[begin Records supplied]

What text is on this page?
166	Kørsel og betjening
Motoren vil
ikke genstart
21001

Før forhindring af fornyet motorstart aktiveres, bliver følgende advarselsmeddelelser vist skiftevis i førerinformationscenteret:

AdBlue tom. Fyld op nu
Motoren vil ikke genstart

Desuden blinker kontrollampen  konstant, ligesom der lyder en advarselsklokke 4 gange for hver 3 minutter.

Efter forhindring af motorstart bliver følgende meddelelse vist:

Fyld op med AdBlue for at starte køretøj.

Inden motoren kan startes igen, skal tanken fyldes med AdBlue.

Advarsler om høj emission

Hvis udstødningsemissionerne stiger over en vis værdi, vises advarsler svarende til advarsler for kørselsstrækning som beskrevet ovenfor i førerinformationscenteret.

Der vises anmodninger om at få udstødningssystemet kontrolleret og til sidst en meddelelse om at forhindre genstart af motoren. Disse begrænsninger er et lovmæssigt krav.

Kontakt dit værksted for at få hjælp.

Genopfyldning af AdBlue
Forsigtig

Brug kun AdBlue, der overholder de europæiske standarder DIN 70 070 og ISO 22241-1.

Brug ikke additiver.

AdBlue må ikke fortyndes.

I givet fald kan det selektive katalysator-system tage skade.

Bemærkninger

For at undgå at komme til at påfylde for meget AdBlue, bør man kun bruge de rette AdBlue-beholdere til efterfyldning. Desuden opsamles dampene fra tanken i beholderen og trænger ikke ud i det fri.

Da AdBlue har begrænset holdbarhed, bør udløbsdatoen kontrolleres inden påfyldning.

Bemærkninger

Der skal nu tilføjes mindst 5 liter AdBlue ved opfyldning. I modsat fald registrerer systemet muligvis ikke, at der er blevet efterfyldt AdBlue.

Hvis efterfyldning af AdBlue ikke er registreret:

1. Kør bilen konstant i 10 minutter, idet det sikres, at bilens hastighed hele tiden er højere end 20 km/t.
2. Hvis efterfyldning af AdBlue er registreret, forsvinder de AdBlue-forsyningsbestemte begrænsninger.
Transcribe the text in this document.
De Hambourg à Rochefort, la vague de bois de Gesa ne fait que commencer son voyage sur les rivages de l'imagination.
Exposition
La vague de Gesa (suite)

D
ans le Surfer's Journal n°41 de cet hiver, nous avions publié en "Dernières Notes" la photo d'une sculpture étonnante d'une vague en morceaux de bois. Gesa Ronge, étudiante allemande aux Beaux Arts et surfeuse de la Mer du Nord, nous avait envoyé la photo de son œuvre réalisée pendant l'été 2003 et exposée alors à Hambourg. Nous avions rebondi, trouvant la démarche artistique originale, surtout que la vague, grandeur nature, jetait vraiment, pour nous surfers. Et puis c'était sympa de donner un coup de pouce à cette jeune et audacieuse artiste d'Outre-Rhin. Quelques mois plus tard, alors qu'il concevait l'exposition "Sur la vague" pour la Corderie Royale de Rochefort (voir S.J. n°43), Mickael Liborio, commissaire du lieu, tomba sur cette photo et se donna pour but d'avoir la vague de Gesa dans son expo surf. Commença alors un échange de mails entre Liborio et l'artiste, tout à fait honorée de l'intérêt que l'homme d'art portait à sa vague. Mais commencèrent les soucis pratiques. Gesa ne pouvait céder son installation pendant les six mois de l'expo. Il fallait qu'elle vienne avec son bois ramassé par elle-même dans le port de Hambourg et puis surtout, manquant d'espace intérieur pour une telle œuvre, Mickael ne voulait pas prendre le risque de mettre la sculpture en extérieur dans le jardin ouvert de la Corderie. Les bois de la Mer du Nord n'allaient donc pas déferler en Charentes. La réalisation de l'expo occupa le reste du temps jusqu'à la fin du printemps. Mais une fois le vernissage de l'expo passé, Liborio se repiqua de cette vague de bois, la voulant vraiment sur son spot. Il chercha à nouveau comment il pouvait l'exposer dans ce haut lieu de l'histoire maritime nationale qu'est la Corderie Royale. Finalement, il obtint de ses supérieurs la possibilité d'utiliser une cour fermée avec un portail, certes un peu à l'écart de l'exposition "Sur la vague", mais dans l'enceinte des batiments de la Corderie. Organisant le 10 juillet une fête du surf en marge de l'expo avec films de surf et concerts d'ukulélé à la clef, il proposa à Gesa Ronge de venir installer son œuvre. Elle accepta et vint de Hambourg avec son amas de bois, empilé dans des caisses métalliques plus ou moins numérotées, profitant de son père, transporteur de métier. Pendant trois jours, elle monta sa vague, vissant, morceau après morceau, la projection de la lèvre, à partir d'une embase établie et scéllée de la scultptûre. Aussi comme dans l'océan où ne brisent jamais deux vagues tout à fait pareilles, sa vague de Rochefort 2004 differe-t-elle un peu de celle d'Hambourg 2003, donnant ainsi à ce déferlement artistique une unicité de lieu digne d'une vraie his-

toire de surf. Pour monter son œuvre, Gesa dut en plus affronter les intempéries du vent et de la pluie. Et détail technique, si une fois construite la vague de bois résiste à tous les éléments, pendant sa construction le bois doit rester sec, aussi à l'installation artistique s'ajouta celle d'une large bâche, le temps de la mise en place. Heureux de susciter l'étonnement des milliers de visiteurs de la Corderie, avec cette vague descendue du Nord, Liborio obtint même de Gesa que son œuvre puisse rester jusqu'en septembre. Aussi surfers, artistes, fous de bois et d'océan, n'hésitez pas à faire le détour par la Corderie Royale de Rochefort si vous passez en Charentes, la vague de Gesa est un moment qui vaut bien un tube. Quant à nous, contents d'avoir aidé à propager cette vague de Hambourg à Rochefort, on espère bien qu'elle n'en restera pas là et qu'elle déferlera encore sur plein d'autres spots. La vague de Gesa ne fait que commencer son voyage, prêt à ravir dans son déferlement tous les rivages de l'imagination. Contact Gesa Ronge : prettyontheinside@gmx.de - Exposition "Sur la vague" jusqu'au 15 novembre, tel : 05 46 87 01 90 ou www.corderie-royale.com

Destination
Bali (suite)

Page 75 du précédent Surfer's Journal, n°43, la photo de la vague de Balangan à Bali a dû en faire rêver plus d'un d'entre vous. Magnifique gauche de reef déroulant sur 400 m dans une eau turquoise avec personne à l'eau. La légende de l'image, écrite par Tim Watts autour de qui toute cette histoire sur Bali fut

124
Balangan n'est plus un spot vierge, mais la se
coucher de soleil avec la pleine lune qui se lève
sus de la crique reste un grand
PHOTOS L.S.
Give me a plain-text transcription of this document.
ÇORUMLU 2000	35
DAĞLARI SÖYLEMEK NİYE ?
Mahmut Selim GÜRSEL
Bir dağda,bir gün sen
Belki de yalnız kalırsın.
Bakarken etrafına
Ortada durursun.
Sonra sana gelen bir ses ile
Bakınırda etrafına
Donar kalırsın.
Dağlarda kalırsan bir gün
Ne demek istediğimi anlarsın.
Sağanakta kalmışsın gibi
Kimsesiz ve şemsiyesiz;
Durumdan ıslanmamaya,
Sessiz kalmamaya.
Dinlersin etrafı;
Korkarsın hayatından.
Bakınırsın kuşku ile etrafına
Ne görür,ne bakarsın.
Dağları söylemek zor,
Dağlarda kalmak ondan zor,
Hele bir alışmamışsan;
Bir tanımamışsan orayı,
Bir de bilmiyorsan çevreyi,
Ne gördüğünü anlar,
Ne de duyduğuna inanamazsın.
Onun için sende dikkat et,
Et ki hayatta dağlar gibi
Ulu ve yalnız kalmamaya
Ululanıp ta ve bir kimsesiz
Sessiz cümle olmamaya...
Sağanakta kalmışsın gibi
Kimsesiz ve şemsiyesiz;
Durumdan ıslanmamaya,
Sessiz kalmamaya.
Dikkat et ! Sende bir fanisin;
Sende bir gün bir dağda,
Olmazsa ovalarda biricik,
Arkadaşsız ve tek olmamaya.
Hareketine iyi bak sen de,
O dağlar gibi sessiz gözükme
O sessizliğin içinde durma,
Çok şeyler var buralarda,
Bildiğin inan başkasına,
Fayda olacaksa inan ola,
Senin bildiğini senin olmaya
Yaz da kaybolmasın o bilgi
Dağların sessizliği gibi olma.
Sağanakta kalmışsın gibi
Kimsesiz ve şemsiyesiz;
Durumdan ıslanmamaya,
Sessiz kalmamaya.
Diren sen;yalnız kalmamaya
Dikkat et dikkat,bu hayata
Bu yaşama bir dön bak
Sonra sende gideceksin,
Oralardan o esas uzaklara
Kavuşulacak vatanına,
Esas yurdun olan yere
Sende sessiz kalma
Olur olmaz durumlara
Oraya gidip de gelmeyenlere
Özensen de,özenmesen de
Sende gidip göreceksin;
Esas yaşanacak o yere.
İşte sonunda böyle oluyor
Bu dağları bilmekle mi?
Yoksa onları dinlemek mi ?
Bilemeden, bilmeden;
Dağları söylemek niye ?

[end Records supplied]

Task details:
Return each line of the listing that holds the string "forhindring".

Full solution:
Før forhindring af fornyet motorstart aktiveres, bliver følgende advarselsmeddelelser vist skiftevis i førerinformationscenteret:
Efter forhindring af motorstart bliver følgende meddelelse vist:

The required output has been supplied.